Written instruction
Reproduce each line exactly. Skip none.

Listed entries
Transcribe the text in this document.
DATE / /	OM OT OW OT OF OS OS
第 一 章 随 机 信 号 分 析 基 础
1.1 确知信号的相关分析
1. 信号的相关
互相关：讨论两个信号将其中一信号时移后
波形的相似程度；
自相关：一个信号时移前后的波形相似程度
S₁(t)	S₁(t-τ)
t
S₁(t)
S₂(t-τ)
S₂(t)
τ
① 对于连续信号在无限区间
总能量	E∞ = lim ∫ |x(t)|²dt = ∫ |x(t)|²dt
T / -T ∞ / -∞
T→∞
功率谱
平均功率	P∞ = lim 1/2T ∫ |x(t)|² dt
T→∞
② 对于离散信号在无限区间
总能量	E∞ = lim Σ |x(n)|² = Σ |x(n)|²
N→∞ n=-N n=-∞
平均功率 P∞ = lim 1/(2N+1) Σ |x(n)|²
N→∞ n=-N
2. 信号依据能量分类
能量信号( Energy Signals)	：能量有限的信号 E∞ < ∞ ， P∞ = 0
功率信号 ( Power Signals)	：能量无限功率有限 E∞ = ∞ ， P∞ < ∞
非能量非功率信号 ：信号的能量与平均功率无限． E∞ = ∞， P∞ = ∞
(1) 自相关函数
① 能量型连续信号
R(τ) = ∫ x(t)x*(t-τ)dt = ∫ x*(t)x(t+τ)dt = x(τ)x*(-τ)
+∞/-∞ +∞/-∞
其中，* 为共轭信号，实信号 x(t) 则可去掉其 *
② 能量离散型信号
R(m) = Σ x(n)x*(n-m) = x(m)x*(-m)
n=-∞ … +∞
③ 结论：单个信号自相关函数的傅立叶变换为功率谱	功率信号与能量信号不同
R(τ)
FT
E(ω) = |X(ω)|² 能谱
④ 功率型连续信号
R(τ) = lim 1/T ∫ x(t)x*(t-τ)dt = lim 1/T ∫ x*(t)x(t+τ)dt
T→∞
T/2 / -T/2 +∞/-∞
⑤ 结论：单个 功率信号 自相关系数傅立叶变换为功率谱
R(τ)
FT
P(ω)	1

Written reply
Transcribe the text in this document.
DATE / /	OM OT OW OT OF OS OS
第 一 章 随 机 信 号 分 析 基 础
1.1 确知信号的相关分析
1. 信号的相关
互相关：讨论两个信号将其中一信号时移后
波形的相似程度；
自相关：一个信号时移前后的波形相似程度
S₁(t)	S₁(t-τ)
t
S₁(t)
S₂(t-τ)
S₂(t)
τ
① 对于连续信号在无限区间
总能量	E∞ = lim ∫ |x(t)|²dt = ∫ |x(t)|²dt
T / -T ∞ / -∞
T→∞
功率谱
平均功率	P∞ = lim 1/2T ∫ |x(t)|² dt
T→∞
② 对于离散信号在无限区间
总能量	E∞ = lim Σ |x(n)|² = Σ |x(n)|²
N→∞ n=-N n=-∞
平均功率 P∞ = lim 1/(2N+1) Σ |x(n)|²
N→∞ n=-N
2. 信号依据能量分类
能量信号( Energy Signals)	：能量有限的信号 E∞ < ∞ ， P∞ = 0
功率信号 ( Power Signals)	：能量无限功率有限 E∞ = ∞ ， P∞ < ∞
非能量非功率信号 ：信号的能量与平均功率无限． E∞ = ∞， P∞ = ∞
(1) 自相关函数
① 能量型连续信号
R(τ) = ∫ x(t)x*(t-τ)dt = ∫ x*(t)x(t+τ)dt = x(τ)x*(-τ)
+∞/-∞ +∞/-∞
其中，* 为共轭信号，实信号 x(t) 则可去掉其 *
② 能量离散型信号
R(m) = Σ x(n)x*(n-m) = x(m)x*(-m)
n=-∞ … +∞
③ 结论：单个信号自相关函数的傅立叶变换为功率谱	功率信号与能量信号不同
R(τ)
FT
E(ω) = |X(ω)|² 能谱
④ 功率型连续信号
R(τ) = lim 1/T ∫ x(t)x*(t-τ)dt = lim 1/T ∫ x*(t)x(t+τ)dt
T→∞
T/2 / -T/2 +∞/-∞
⑤ 结论：单个 功率信号 自相关系数傅立叶变换为功率谱
R(τ)
FT
P(ω)	1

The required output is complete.